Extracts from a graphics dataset
☆ ☆ ☆

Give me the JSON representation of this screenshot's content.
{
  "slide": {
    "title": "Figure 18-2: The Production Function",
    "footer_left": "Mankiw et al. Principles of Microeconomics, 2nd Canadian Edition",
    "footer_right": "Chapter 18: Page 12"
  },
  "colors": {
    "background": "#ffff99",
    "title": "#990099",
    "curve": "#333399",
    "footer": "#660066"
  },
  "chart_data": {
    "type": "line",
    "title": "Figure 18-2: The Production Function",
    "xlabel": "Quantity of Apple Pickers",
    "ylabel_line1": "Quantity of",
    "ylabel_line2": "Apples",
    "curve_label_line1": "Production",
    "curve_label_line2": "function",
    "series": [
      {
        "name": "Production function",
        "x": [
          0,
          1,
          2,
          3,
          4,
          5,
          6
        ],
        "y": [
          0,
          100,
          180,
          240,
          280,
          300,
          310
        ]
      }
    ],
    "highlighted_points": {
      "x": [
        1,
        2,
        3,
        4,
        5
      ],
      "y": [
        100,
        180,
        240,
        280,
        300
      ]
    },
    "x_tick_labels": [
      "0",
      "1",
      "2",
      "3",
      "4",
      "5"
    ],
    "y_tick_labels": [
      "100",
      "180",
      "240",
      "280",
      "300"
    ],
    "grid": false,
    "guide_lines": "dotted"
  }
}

☆ ☆ ☆

### STATED GOAL
Print the whole listing exactly as it is.

### SOLVED EXERCISE
Give me the JSON representation of this screenshot's content.
{
  "slide": {
    "title": "Figure 18-2: The Production Function",
    "footer_left": "Mankiw et al. Principles of Microeconomics, 2nd Canadian Edition",
    "footer_right": "Chapter 18: Page 12"
  },
  "colors": {
    "background": "#ffff99",
    "title": "#990099",
    "curve": "#333399",
    "footer": "#660066"
  },
  "chart_data": {
    "type": "line",
    "title": "Figure 18-2: The Production Function",
    "xlabel": "Quantity of Apple Pickers",
    "ylabel_line1": "Quantity of",
    "ylabel_line2": "Apples",
    "curve_label_line1": "Production",
    "curve_label_line2": "function",
    "series": [
      {
        "name": "Production function",
        "x": [
          0,
          1,
          2,
          3,
          4,
          5,
          6
        ],
        "y": [
          0,
          100,
          180,
          240,
          280,
          300,
          310
        ]
      }
    ],
    "highlighted_points": {
      "x": [
        1,
        2,
        3,
        4,
        5
      ],
      "y": [
        100,
        180,
        240,
        280,
        300
      ]
    },
    "x_tick_labels": [
      "0",
      "1",
      "2",
      "3",
      "4",
      "5"
    ],
    "y_tick_labels": [
      "100",
      "180",
      "240",
      "280",
      "300"
    ],
    "grid": false,
    "guide_lines": "dotted"
  }
}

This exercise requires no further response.